EXERCISE MATERIAL:
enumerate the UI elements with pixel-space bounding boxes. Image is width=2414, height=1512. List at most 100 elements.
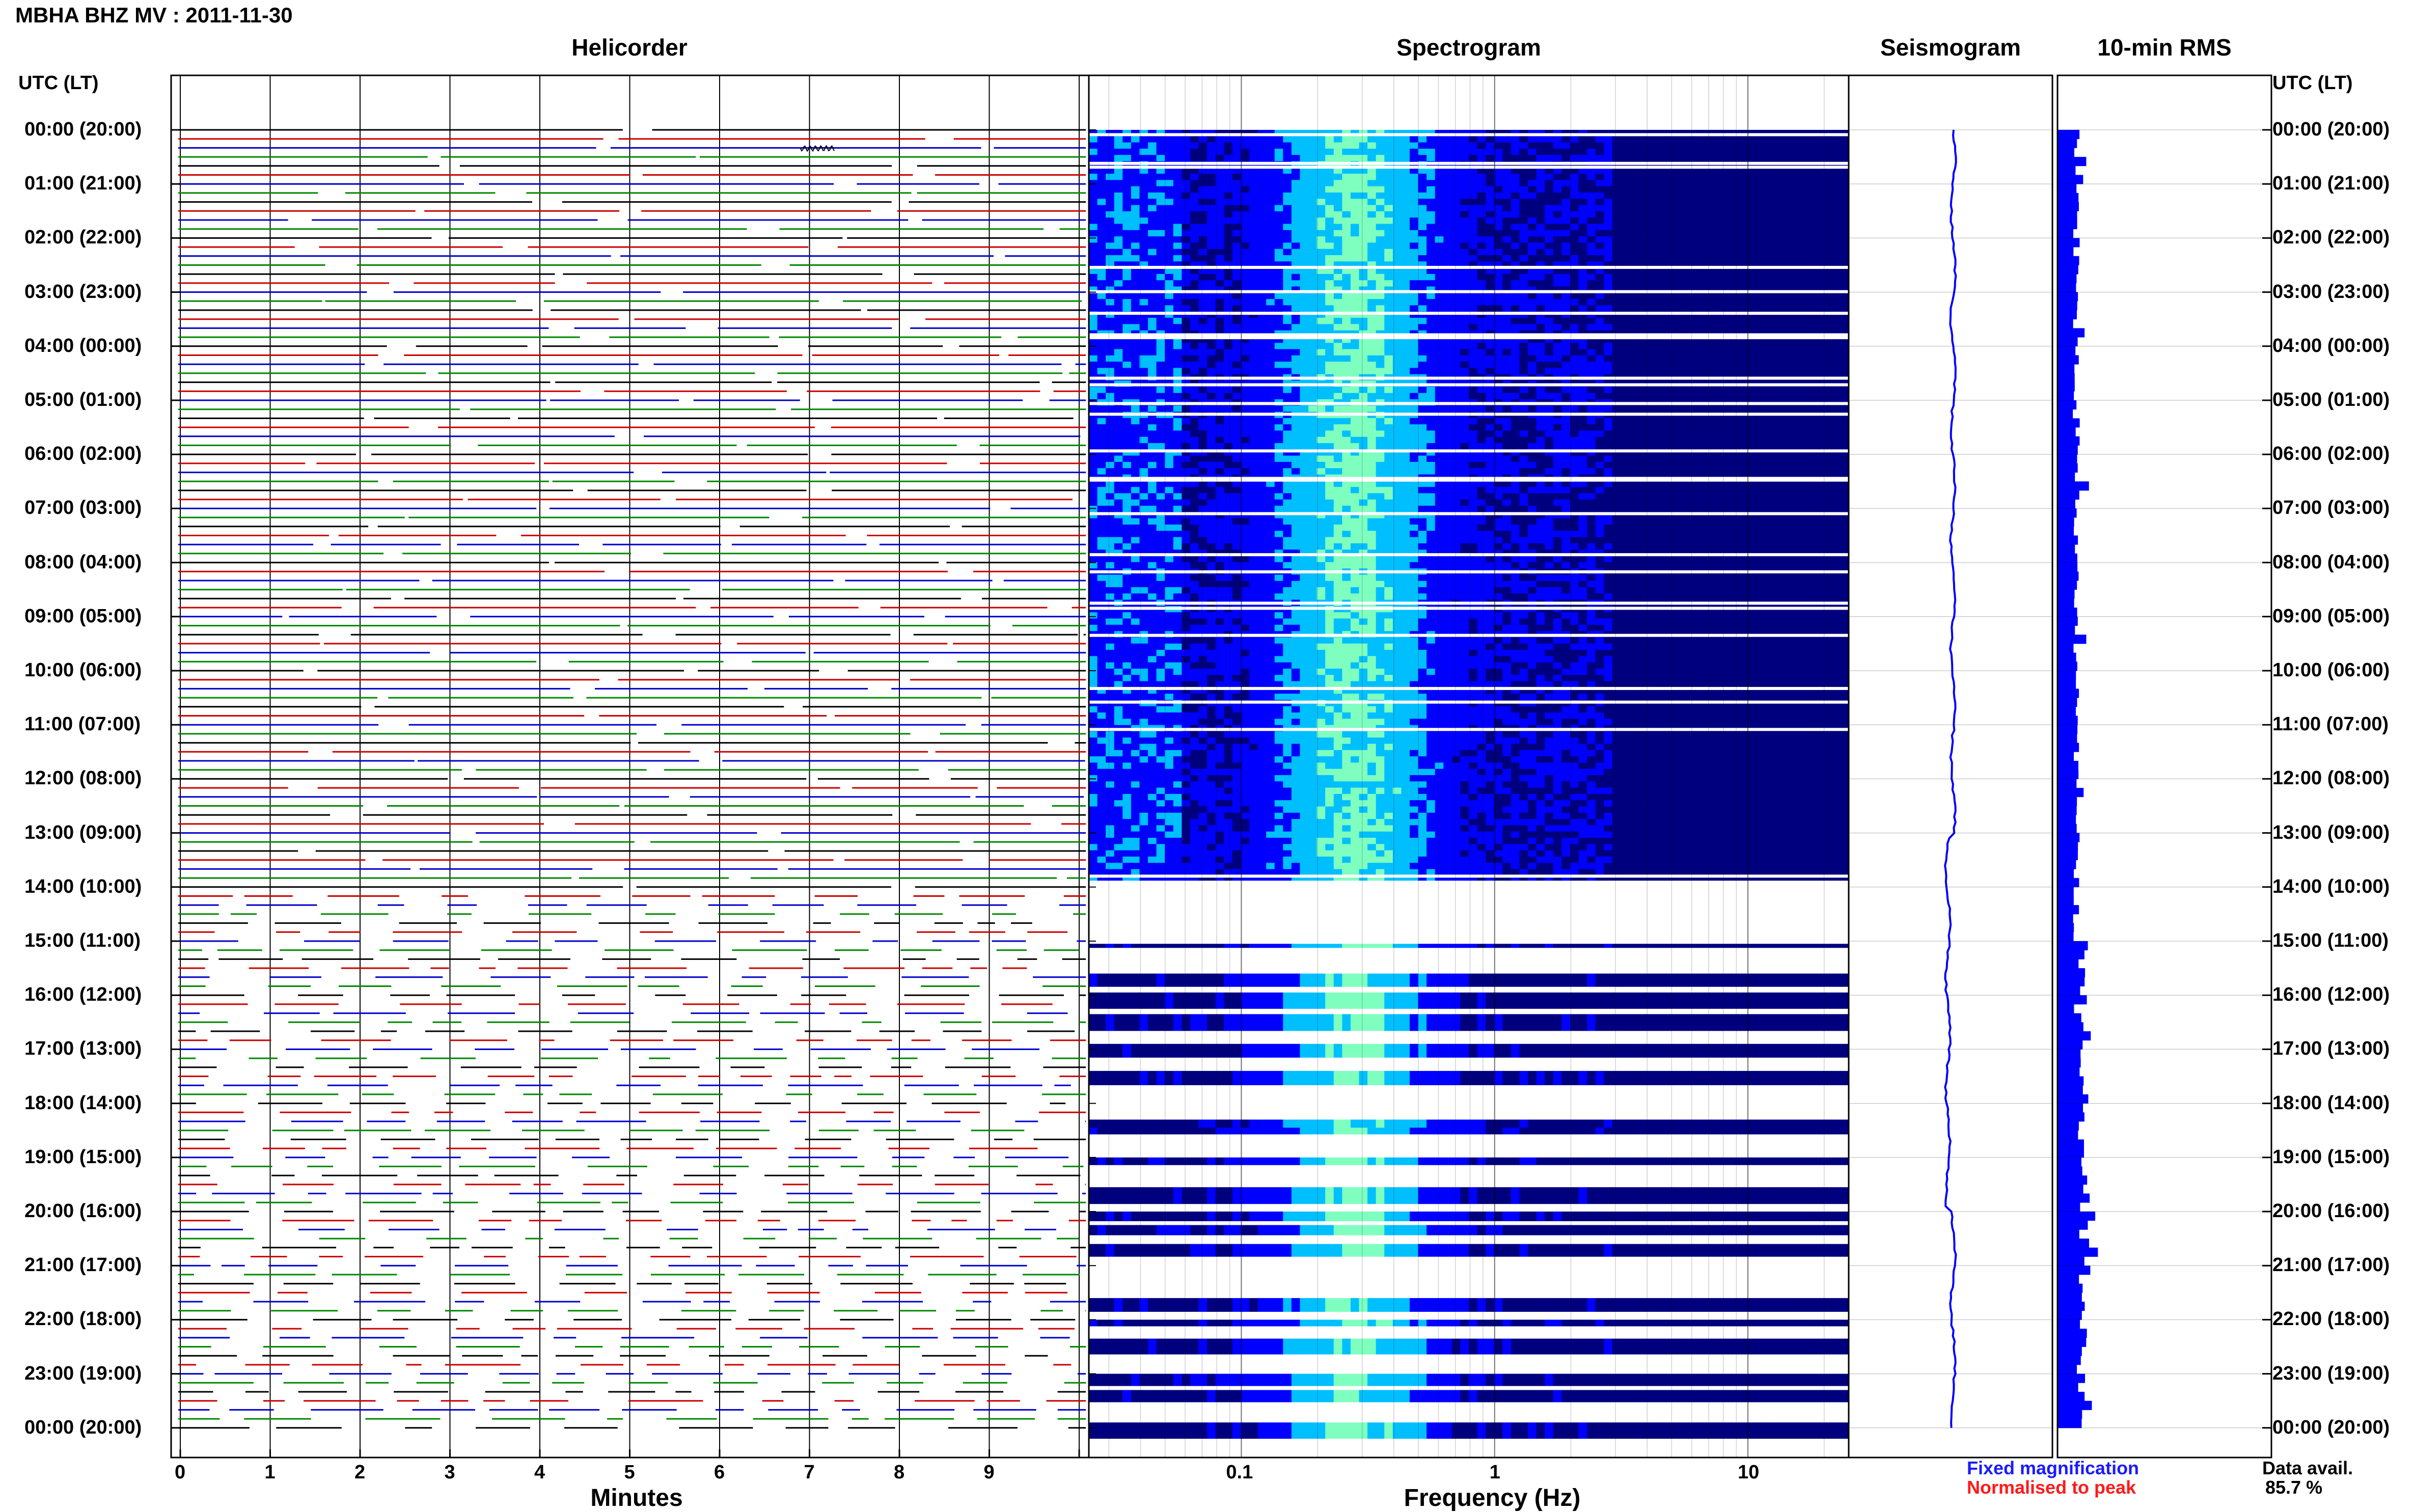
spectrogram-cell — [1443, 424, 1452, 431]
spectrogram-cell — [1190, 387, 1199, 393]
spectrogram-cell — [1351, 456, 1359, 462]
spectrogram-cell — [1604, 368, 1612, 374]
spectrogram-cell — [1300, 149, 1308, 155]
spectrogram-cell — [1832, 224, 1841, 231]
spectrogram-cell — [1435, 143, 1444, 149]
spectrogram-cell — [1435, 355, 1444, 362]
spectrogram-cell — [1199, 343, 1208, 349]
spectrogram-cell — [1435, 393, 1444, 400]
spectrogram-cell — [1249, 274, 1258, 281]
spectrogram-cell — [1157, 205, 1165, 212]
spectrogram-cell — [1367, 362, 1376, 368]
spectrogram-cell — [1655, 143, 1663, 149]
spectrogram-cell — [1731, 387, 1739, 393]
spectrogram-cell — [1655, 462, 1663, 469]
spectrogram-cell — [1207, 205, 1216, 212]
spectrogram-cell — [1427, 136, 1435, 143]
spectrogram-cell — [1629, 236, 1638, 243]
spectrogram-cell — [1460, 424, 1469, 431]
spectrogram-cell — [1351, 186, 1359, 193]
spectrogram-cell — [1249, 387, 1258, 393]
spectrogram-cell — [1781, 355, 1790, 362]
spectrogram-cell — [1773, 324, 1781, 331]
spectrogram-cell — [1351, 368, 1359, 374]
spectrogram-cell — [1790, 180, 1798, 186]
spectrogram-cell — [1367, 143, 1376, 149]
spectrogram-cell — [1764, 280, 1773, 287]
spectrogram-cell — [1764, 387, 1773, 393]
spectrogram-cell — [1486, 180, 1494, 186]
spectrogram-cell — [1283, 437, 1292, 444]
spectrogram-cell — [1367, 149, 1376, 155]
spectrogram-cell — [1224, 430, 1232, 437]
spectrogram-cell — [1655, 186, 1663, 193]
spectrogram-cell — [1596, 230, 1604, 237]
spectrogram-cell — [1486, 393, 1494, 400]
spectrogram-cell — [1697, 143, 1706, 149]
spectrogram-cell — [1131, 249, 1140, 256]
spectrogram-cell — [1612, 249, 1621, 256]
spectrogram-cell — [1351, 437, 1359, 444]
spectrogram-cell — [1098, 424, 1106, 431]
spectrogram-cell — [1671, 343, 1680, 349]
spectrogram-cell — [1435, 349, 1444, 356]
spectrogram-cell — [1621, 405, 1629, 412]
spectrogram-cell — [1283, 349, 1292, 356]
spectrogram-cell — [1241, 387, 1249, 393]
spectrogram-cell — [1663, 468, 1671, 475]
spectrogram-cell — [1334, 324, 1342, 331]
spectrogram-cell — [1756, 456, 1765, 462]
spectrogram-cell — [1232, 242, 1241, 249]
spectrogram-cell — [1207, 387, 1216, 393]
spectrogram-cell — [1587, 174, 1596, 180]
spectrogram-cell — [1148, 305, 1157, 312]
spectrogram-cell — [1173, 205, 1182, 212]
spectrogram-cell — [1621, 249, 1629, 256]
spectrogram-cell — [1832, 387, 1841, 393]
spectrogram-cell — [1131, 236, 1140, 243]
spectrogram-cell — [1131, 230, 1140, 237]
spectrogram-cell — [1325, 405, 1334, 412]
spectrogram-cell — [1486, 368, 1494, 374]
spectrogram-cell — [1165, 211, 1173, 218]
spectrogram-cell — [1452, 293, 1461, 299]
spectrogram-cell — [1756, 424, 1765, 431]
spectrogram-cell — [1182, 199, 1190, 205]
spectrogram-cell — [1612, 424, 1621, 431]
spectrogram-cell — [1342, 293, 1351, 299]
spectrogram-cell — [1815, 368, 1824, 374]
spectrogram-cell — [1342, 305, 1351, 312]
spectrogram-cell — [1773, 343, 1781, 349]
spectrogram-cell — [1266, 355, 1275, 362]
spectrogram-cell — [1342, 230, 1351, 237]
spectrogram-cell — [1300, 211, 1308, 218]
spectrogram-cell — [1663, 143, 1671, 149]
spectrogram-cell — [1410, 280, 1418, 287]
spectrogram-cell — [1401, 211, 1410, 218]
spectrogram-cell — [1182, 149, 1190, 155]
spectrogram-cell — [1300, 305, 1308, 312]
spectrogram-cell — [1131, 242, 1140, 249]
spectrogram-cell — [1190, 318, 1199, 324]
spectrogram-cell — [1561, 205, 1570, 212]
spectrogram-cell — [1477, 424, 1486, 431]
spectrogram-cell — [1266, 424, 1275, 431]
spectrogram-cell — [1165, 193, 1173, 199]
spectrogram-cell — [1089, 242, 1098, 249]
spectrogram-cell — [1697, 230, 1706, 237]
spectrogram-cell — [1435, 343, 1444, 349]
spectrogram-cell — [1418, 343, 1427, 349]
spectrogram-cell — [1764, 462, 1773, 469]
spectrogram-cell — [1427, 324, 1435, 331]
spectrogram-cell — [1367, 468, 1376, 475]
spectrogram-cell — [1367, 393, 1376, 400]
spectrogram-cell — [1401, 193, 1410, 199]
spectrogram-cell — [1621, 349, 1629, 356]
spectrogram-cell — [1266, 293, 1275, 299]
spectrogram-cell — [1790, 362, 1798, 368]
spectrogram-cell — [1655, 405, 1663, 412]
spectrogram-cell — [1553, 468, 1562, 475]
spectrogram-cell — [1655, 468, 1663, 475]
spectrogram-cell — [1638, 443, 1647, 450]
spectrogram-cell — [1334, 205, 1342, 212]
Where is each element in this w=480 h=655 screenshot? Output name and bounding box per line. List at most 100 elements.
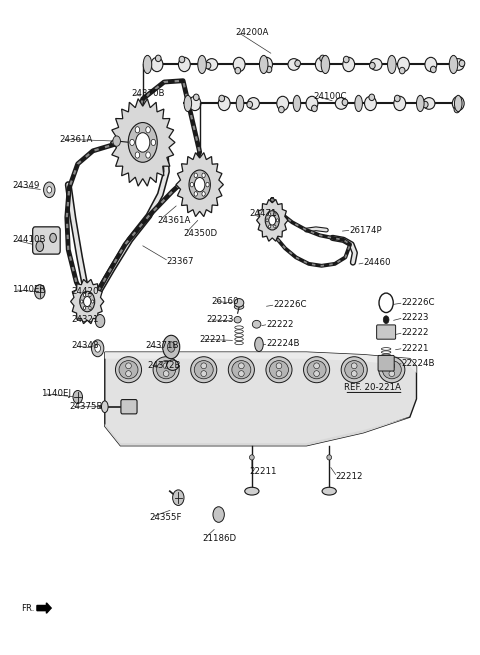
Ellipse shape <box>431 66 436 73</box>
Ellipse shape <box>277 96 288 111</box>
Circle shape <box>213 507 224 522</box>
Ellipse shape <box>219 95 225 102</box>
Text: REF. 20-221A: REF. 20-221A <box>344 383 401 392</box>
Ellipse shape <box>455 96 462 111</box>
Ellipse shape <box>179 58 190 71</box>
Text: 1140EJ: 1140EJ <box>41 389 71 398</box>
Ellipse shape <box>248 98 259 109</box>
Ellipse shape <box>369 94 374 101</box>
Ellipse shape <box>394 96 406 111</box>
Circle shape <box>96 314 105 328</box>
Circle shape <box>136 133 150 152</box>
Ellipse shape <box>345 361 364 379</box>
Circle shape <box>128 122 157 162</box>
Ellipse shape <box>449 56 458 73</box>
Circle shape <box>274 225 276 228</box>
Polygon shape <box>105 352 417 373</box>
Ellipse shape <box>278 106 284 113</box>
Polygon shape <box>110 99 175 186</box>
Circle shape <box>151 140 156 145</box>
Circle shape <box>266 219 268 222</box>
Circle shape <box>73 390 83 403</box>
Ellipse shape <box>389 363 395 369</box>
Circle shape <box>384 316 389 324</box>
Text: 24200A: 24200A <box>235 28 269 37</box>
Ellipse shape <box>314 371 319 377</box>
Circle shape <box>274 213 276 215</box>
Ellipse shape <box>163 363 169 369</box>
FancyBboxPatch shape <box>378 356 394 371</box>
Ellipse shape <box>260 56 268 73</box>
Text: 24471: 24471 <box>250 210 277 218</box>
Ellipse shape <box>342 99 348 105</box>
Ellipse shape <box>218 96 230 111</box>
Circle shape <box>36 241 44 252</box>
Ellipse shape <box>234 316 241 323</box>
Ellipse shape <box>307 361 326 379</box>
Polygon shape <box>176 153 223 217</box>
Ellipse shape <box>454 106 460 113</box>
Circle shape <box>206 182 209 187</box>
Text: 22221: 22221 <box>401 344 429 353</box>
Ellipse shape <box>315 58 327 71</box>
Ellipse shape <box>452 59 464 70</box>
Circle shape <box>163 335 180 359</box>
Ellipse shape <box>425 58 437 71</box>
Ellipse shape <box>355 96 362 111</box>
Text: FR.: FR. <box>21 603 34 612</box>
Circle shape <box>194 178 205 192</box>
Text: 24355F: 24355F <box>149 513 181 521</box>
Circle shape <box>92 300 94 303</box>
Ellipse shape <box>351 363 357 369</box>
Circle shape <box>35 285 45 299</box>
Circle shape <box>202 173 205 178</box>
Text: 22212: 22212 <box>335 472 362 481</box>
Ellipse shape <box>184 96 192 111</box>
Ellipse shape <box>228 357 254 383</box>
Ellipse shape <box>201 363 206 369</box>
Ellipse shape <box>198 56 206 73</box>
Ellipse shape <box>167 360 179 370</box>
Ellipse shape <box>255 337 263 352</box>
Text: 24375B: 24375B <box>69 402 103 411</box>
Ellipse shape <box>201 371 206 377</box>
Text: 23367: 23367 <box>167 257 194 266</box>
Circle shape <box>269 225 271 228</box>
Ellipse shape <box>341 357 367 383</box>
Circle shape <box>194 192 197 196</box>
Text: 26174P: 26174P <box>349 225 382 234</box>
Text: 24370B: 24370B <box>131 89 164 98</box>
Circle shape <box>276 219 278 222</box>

INSTRUCTIONS FOR THE TASK: Beginning with the line that contains "Ellipse shape <box>431 66 436 73</box>" and continuing through the line that contains "Ellipse shape <box>369 94 374 101</box>", format those lines of the records as a JSON list of strings, one string per line, with blank lines omitted.

EXPECTED ANSWER:
[
  "Ellipse shape <box>431 66 436 73</box>",
  "Ellipse shape <box>277 96 288 111</box>",
  "Circle shape <box>213 507 224 522</box>",
  "Ellipse shape <box>219 95 225 102</box>",
  "Text: REF. 20-221A: REF. 20-221A <box>344 383 401 392</box>",
  "Ellipse shape <box>455 96 462 111</box>",
  "Ellipse shape <box>179 58 190 71</box>",
  "Text: 1140EJ: 1140EJ <box>41 389 71 398</box>",
  "Ellipse shape <box>248 98 259 109</box>",
  "Ellipse shape <box>369 94 374 101</box>"
]